* Exercise *
For the data that follows, report how many lines contain the word "etilishi", and nothing else.
------------------------
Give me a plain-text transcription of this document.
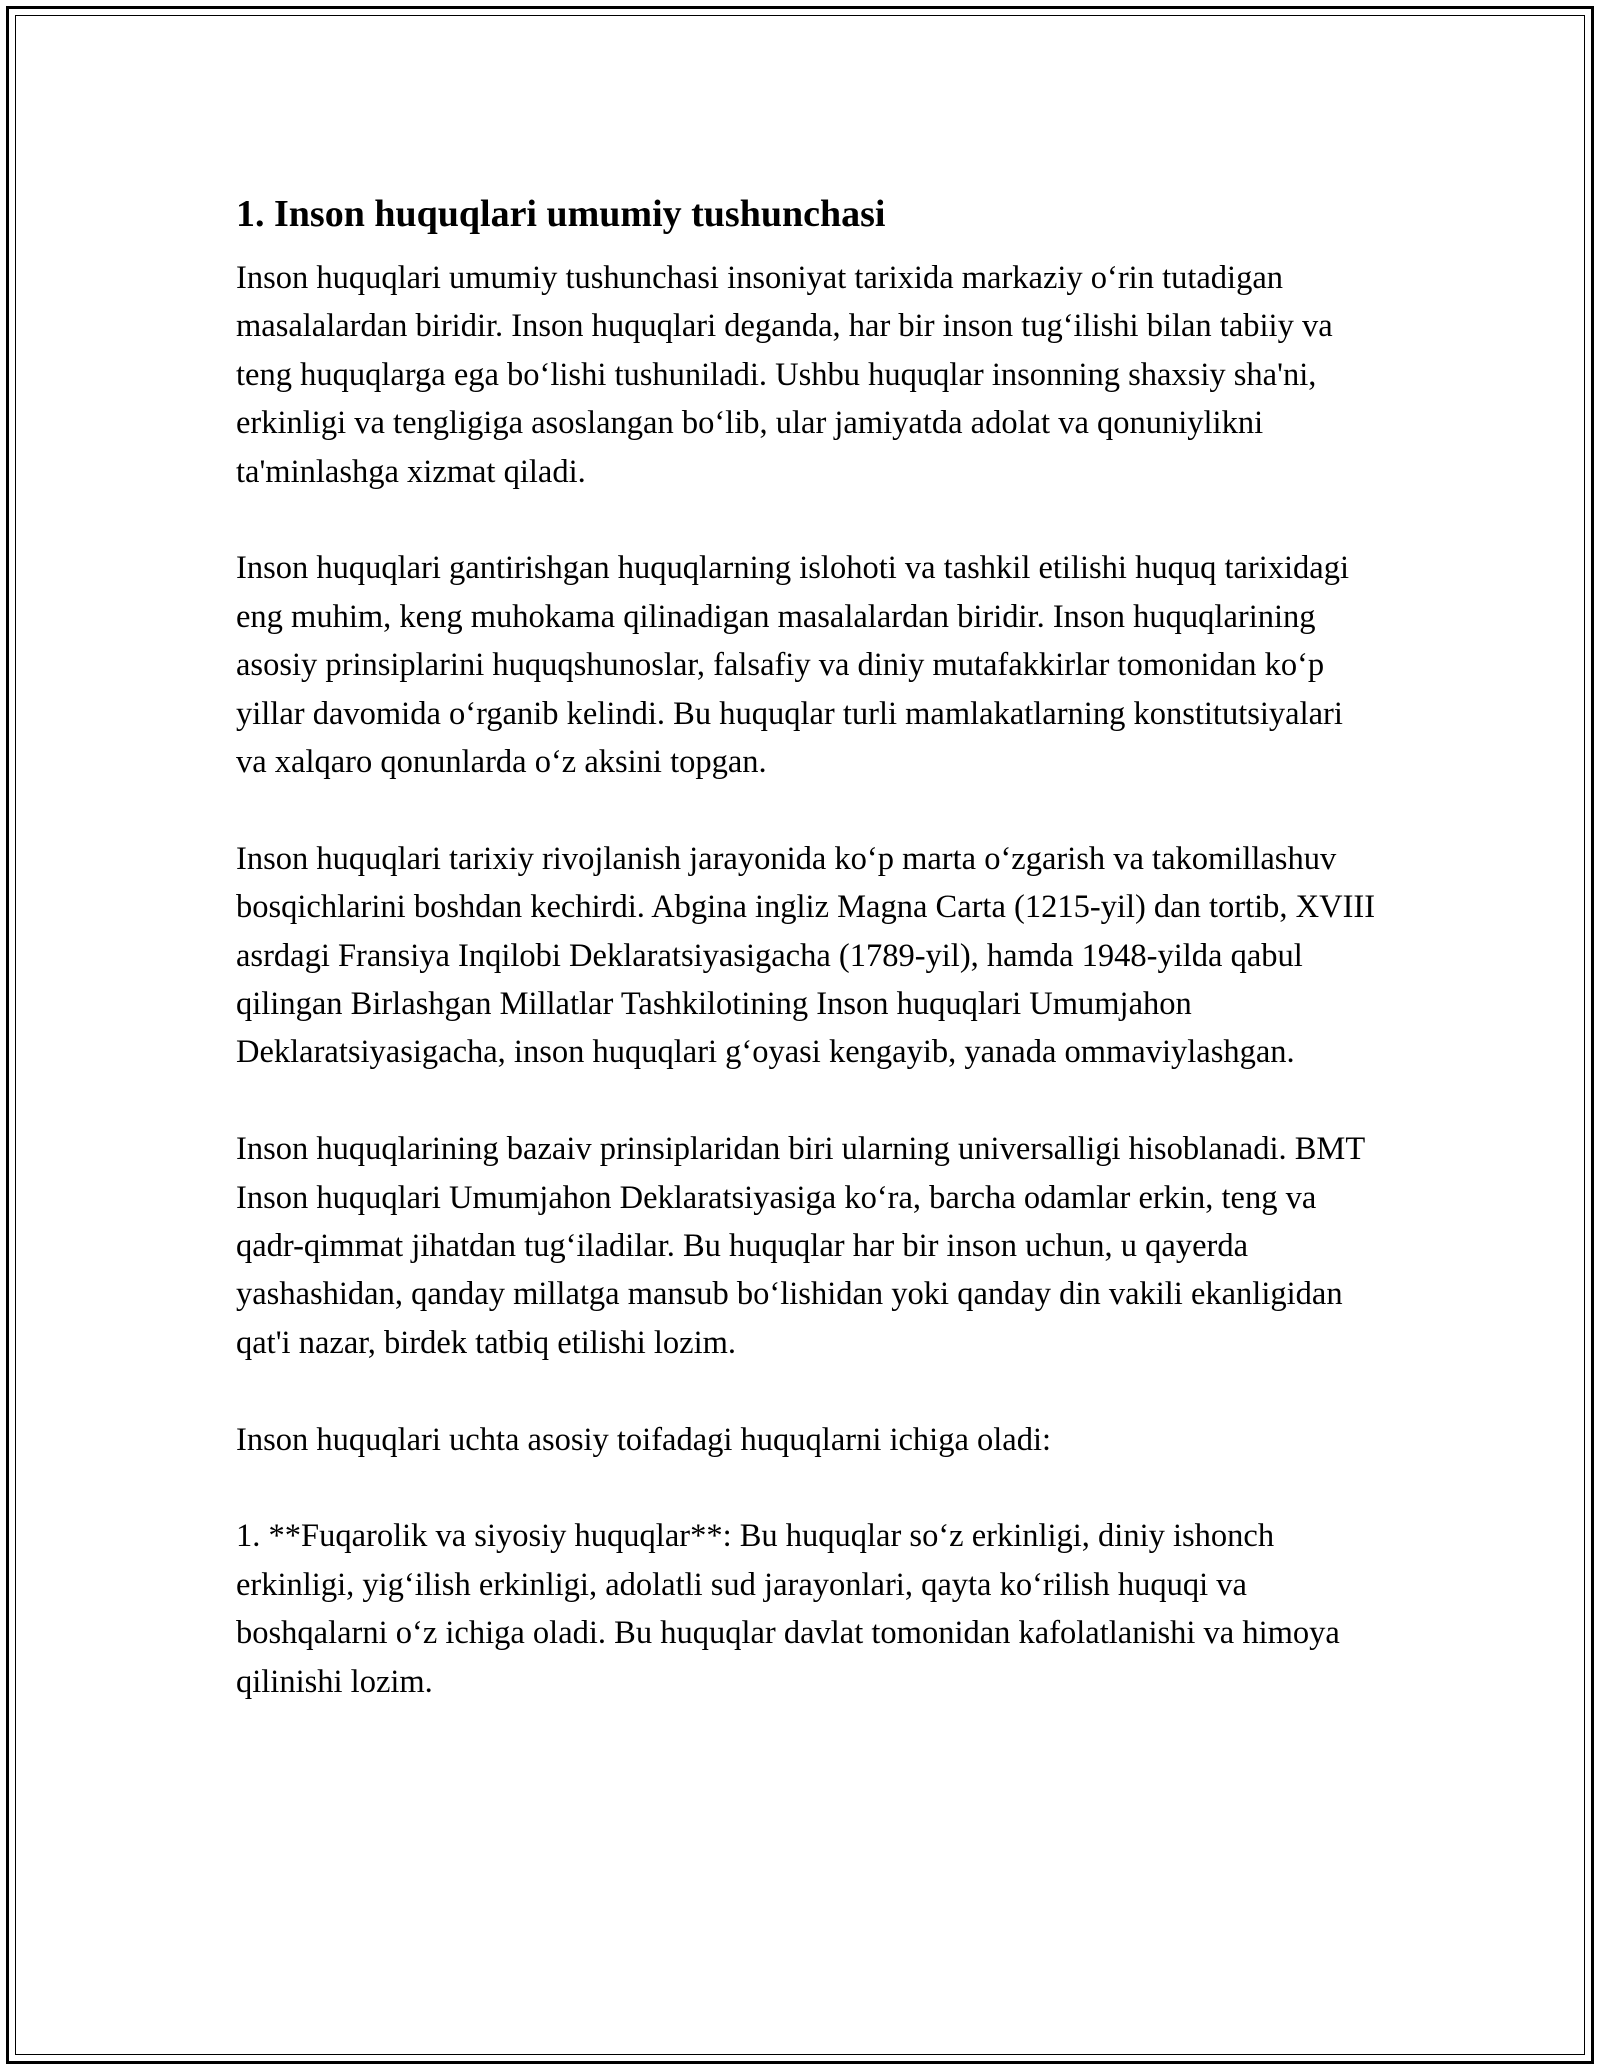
1. Inson huquqlari umumiy tushunchasi

Inson huquqlari umumiy tushunchasi insoniyat tarixida markaziy o‘rin tutadigan masalalardan biridir. Inson huquqlari deganda, har bir inson tug‘ilishi bilan tabiiy va teng huquqlarga ega bo‘lishi tushuniladi. Ushbu huquqlar insonning shaxsiy sha'ni, erkinligi va tengligiga asoslangan bo‘lib, ular jamiyatda adolat va qonuniylikni ta'minlashga xizmat qiladi.

Inson huquqlari gantirishgan huquqlarning islohoti va tashkil etilishi huquq tarixidagi eng muhim, keng muhokama qilinadigan masalalardan biridir. Inson huquqlarining asosiy prinsiplarini huquqshunoslar, falsafiy va diniy mutafakkirlar tomonidan ko‘p yillar davomida o‘rganib kelindi. Bu huquqlar turli mamlakatlarning konstitutsiyalari va xalqaro qonunlarda o‘z aksini topgan.

Inson huquqlari tarixiy rivojlanish jarayonida ko‘p marta o‘zgarish va takomillashuv bosqichlarini boshdan kechirdi. Abgina ingliz Magna Carta (1215-yil) dan tortib, XVIII asrdagi Fransiya Inqilobi Deklaratsiyasigacha (1789-yil), hamda 1948-yilda qabul qilingan Birlashgan Millatlar Tashkilotining Inson huquqlari Umumjahon Deklaratsiyasigacha, inson huquqlari g‘oyasi kengayib, yanada ommaviylashgan.

Inson huquqlarining bazaiv prinsiplaridan biri ularning universalligi hisoblanadi. BMT Inson huquqlari Umumjahon Deklaratsiyasiga ko‘ra, barcha odamlar erkin, teng va qadr-qimmat jihatdan tug‘iladilar. Bu huquqlar har bir inson uchun, u qayerda yashashidan, qanday millatga mansub bo‘lishidan yoki qanday din vakili ekanligidan qat'i nazar, birdek tatbiq etilishi lozim.

Inson huquqlari uchta asosiy toifadagi huquqlarni ichiga oladi:

1. **Fuqarolik va siyosiy huquqlar**: Bu huquqlar so‘z erkinligi, diniy ishonch erkinligi, yig‘ilish erkinligi, adolatli sud jarayonlari, qayta ko‘rilish huquqi va boshqalarni o‘z ichiga oladi. Bu huquqlar davlat tomonidan kafolatlanishi va himoya qilinishi lozim.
------------------------
* Exercise answer *
2